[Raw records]
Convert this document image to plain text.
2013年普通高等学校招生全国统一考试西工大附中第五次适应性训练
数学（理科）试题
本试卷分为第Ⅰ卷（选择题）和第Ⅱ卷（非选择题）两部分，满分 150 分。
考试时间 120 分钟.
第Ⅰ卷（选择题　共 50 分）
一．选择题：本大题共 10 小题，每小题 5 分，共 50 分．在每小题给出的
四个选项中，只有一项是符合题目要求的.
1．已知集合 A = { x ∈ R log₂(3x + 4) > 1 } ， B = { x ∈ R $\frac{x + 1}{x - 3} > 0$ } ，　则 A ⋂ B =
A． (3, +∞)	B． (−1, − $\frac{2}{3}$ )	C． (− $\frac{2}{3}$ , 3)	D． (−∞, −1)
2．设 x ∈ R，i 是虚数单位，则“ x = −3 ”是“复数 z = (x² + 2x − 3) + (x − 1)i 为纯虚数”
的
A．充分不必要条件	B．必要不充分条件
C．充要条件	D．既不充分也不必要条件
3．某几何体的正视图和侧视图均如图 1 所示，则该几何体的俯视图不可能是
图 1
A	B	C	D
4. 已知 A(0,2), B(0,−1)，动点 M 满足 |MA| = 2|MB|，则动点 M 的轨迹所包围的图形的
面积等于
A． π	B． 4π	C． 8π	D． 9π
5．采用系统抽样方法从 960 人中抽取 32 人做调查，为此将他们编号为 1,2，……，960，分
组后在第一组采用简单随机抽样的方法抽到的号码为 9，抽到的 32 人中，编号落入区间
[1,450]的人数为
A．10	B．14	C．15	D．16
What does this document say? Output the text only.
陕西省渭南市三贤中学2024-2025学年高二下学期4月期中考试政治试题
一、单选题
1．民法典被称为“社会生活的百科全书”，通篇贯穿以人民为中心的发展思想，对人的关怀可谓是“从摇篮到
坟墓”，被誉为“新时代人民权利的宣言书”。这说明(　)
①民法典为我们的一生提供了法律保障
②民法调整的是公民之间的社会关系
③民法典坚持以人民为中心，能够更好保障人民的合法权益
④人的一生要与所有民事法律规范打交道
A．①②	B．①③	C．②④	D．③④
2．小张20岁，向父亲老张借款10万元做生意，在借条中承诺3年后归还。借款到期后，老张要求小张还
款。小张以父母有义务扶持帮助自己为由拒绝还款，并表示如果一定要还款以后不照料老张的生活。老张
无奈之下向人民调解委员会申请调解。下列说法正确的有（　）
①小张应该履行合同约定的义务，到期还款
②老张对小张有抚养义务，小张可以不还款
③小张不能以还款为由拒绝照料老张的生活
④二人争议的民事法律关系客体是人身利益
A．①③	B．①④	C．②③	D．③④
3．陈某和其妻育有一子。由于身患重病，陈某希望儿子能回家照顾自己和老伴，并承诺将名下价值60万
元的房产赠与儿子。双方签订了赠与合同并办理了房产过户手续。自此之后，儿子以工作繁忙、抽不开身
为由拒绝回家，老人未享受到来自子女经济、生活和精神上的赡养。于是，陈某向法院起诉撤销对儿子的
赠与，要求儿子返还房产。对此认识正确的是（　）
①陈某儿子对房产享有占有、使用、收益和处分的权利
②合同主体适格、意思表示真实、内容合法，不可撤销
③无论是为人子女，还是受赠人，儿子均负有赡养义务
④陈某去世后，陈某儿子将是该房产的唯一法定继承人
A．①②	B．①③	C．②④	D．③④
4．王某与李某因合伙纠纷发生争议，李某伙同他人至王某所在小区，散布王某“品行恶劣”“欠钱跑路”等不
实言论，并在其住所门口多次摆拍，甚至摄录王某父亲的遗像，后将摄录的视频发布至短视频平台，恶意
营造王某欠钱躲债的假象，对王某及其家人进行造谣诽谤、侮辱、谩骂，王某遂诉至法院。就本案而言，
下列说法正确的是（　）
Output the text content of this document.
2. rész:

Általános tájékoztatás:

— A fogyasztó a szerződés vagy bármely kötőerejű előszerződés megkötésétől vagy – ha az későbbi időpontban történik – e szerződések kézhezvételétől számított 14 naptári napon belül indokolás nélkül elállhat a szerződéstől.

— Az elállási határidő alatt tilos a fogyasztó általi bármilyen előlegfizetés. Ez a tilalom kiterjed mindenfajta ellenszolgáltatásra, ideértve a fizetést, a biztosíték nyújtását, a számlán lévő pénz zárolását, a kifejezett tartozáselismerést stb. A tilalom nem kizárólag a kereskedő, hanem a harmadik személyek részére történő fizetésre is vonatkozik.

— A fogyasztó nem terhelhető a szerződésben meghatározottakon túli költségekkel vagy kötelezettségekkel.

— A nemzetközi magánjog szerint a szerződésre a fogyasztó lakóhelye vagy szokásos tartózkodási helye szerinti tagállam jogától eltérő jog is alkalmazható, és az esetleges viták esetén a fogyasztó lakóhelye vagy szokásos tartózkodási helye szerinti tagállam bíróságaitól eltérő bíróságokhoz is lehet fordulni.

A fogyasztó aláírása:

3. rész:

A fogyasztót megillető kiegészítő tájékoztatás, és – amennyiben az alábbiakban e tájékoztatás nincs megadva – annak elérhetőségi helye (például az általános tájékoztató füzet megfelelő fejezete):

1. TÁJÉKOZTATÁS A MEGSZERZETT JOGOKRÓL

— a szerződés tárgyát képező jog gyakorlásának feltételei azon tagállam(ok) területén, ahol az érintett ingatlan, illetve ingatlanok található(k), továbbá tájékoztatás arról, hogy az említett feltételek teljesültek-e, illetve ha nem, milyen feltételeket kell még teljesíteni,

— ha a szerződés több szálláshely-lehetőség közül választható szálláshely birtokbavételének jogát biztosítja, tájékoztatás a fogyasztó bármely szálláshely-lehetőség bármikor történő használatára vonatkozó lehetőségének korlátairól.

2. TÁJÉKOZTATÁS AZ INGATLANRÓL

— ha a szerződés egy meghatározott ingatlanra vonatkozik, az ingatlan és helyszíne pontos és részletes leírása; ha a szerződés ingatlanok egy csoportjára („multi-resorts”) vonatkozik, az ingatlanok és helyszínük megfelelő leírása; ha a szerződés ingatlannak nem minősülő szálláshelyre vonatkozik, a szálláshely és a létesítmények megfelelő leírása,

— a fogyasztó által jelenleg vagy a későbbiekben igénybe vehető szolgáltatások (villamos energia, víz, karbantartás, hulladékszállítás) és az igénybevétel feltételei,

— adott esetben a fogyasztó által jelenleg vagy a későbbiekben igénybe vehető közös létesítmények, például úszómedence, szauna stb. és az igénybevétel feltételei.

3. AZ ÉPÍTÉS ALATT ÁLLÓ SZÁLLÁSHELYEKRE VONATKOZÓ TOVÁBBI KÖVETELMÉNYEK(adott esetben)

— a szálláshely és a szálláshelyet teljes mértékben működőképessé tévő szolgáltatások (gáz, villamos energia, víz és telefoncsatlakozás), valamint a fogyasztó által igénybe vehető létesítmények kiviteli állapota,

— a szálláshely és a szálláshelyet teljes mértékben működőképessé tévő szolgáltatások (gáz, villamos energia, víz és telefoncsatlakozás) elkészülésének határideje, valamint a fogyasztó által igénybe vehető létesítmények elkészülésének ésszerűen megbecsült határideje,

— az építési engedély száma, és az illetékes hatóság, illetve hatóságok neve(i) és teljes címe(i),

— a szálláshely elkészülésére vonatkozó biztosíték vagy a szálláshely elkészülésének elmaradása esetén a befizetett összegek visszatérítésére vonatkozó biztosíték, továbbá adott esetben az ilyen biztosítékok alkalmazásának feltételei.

== Your objective ==
Return all lines of the material above in which the word "text" occurs.

== Completed task ==
Convert this document image to plain text.
What does this document say? Output the text only.
Output the text content of this document.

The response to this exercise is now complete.